Source records:
--*--

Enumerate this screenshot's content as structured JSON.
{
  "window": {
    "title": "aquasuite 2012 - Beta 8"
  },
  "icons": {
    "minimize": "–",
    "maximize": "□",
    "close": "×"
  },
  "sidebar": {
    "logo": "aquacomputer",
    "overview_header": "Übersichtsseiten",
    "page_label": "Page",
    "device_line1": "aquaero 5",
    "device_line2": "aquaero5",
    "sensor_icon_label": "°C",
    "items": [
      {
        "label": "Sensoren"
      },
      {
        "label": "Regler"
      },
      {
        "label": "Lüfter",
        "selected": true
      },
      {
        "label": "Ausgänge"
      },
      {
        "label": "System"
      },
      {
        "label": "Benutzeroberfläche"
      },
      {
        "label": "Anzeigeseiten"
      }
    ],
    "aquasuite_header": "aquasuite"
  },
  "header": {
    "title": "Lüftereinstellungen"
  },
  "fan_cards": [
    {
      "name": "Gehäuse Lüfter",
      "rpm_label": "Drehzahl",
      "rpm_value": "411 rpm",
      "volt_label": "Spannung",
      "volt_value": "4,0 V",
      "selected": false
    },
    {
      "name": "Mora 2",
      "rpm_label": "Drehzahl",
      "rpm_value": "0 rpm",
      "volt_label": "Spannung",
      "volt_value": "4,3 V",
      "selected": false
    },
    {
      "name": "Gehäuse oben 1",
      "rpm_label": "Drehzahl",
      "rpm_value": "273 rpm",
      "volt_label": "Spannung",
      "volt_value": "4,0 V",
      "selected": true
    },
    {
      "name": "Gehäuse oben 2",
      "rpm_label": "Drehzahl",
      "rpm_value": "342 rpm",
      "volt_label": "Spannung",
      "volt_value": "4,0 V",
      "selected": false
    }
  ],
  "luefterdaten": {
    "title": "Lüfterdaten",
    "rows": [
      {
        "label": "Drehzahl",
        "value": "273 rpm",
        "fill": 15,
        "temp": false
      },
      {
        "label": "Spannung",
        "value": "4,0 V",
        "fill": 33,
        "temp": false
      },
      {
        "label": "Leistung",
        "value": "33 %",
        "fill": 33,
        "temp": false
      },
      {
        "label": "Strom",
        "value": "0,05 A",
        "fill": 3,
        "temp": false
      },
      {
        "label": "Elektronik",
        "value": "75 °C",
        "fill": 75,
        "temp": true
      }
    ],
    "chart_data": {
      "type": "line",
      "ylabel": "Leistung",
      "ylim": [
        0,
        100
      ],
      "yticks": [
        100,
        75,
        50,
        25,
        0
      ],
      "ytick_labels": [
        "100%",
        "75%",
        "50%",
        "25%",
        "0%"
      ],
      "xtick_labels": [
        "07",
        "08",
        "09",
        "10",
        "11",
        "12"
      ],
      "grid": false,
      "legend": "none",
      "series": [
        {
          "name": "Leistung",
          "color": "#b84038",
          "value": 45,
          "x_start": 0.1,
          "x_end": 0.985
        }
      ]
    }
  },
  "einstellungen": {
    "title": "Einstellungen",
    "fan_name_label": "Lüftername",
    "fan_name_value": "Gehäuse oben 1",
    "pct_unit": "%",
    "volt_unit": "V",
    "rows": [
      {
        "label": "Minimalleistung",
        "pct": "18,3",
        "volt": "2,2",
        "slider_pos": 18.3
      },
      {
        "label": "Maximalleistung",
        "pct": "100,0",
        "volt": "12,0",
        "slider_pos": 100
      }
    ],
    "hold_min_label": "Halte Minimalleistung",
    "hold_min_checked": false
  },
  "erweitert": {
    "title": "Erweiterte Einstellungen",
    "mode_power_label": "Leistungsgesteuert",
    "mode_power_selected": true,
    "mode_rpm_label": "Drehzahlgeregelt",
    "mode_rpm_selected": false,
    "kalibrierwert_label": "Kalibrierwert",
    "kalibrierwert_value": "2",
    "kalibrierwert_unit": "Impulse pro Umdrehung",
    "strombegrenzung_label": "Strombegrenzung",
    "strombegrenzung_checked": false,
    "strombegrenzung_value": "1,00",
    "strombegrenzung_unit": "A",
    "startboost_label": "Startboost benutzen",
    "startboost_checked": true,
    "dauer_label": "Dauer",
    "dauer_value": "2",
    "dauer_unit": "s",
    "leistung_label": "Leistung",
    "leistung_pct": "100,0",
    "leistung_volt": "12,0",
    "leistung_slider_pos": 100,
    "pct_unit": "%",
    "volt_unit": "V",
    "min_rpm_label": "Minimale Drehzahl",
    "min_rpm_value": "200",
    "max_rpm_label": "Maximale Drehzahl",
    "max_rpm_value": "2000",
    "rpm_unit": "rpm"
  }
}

--*--

EXERCISE OBJECTIVE: Copy out all the entries shown above, character for character.

EXERCISE SOLUTION:
Enumerate this screenshot's content as structured JSON.
{
  "window": {
    "title": "aquasuite 2012 - Beta 8"
  },
  "icons": {
    "minimize": "–",
    "maximize": "□",
    "close": "×"
  },
  "sidebar": {
    "logo": "aquacomputer",
    "overview_header": "Übersichtsseiten",
    "page_label": "Page",
    "device_line1": "aquaero 5",
    "device_line2": "aquaero5",
    "sensor_icon_label": "°C",
    "items": [
      {
        "label": "Sensoren"
      },
      {
        "label": "Regler"
      },
      {
        "label": "Lüfter",
        "selected": true
      },
      {
        "label": "Ausgänge"
      },
      {
        "label": "System"
      },
      {
        "label": "Benutzeroberfläche"
      },
      {
        "label": "Anzeigeseiten"
      }
    ],
    "aquasuite_header": "aquasuite"
  },
  "header": {
    "title": "Lüftereinstellungen"
  },
  "fan_cards": [
    {
      "name": "Gehäuse Lüfter",
      "rpm_label": "Drehzahl",
      "rpm_value": "411 rpm",
      "volt_label": "Spannung",
      "volt_value": "4,0 V",
      "selected": false
    },
    {
      "name": "Mora 2",
      "rpm_label": "Drehzahl",
      "rpm_value": "0 rpm",
      "volt_label": "Spannung",
      "volt_value": "4,3 V",
      "selected": false
    },
    {
      "name": "Gehäuse oben 1",
      "rpm_label": "Drehzahl",
      "rpm_value": "273 rpm",
      "volt_label": "Spannung",
      "volt_value": "4,0 V",
      "selected": true
    },
    {
      "name": "Gehäuse oben 2",
      "rpm_label": "Drehzahl",
      "rpm_value": "342 rpm",
      "volt_label": "Spannung",
      "volt_value": "4,0 V",
      "selected": false
    }
  ],
  "luefterdaten": {
    "title": "Lüfterdaten",
    "rows": [
      {
        "label": "Drehzahl",
        "value": "273 rpm",
        "fill": 15,
        "temp": false
      },
      {
        "label": "Spannung",
        "value": "4,0 V",
        "fill": 33,
        "temp": false
      },
      {
        "label": "Leistung",
        "value": "33 %",
        "fill": 33,
        "temp": false
      },
      {
        "label": "Strom",
        "value": "0,05 A",
        "fill": 3,
        "temp": false
      },
      {
        "label": "Elektronik",
        "value": "75 °C",
        "fill": 75,
        "temp": true
      }
    ],
    "chart_data": {
      "type": "line",
      "ylabel": "Leistung",
      "ylim": [
        0,
        100
      ],
      "yticks": [
        100,
        75,
        50,
        25,
        0
      ],
      "ytick_labels": [
        "100%",
        "75%",
        "50%",
        "25%",
        "0%"
      ],
      "xtick_labels": [
        "07",
        "08",
        "09",
        "10",
        "11",
        "12"
      ],
      "grid": false,
      "legend": "none",
      "series": [
        {
          "name": "Leistung",
          "color": "#b84038",
          "value": 45,
          "x_start": 0.1,
          "x_end": 0.985
        }
      ]
    }
  },
  "einstellungen": {
    "title": "Einstellungen",
    "fan_name_label": "Lüftername",
    "fan_name_value": "Gehäuse oben 1",
    "pct_unit": "%",
    "volt_unit": "V",
    "rows": [
      {
        "label": "Minimalleistung",
        "pct": "18,3",
        "volt": "2,2",
        "slider_pos": 18.3
      },
      {
        "label": "Maximalleistung",
        "pct": "100,0",
        "volt": "12,0",
        "slider_pos": 100
      }
    ],
    "hold_min_label": "Halte Minimalleistung",
    "hold_min_checked": false
  },
  "erweitert": {
    "title": "Erweiterte Einstellungen",
    "mode_power_label": "Leistungsgesteuert",
    "mode_power_selected": true,
    "mode_rpm_label": "Drehzahlgeregelt",
    "mode_rpm_selected": false,
    "kalibrierwert_label": "Kalibrierwert",
    "kalibrierwert_value": "2",
    "kalibrierwert_unit": "Impulse pro Umdrehung",
    "strombegrenzung_label": "Strombegrenzung",
    "strombegrenzung_checked": false,
    "strombegrenzung_value": "1,00",
    "strombegrenzung_unit": "A",
    "startboost_label": "Startboost benutzen",
    "startboost_checked": true,
    "dauer_label": "Dauer",
    "dauer_value": "2",
    "dauer_unit": "s",
    "leistung_label": "Leistung",
    "leistung_pct": "100,0",
    "leistung_volt": "12,0",
    "leistung_slider_pos": 100,
    "pct_unit": "%",
    "volt_unit": "V",
    "min_rpm_label": "Minimale Drehzahl",
    "min_rpm_value": "200",
    "max_rpm_label": "Maximale Drehzahl",
    "max_rpm_value": "2000",
    "rpm_unit": "rpm"
  }
}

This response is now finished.